▸ DIRECTION
For the entries below, how many lines include the word "Quốc"? Give the figure and nothing more.
# Start of DATASET EXCERPTS
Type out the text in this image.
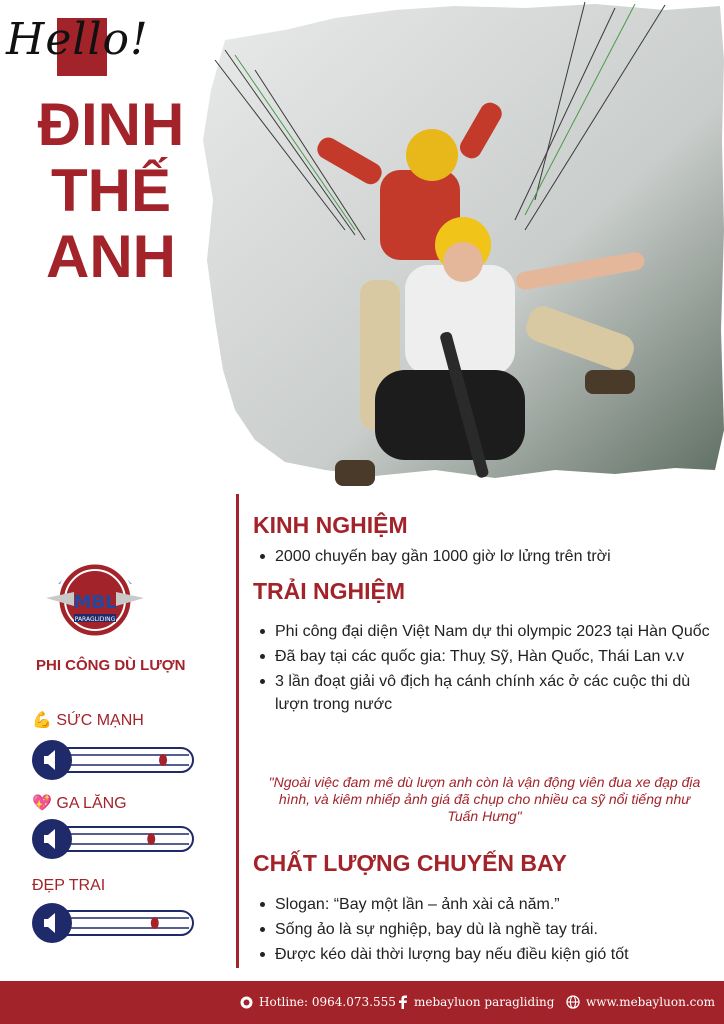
Hello!
ĐINH
THẾ
ANH
MBL
PARAGLIDING
PHI CÔNG DÙ LƯỢN
💪 SỨC MẠNH
💖 GA LĂNG
ĐẸP TRAI
KINH NGHIỆM
2000 chuyến bay gần 1000 giờ lơ lửng trên trời
TRẢI NGHIỆM
Phi công đại diện Việt Nam dự thi olympic 2023 tại Hàn Quốc
Đã bay tại các quốc gia: Thuỵ Sỹ, Hàn Quốc, Thái Lan v.v
3 lần đoạt giải vô địch hạ cánh chính xác ở các cuộc thi dù lượn trong nước
"Ngoài việc đam mê dù lượn anh còn là vận động viên đua xe đạp địa hình, và kiêm nhiếp ảnh giá đã chụp cho nhiều ca sỹ nổi tiếng như Tuấn Hưng"
CHẤT LƯỢNG CHUYẾN BAY
Slogan: “Bay một lần – ảnh xài cả năm.”
Sống ảo là sự nghiệp, bay dù là nghề tay trái.
Được kéo dài thời lượng bay nếu điều kiện gió tốt
Hotline: 0964.073.555 mebayluon paragliding	www.mebayluon.com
# End of DATASET EXCERPTS
▸ TASK OUTPUT
2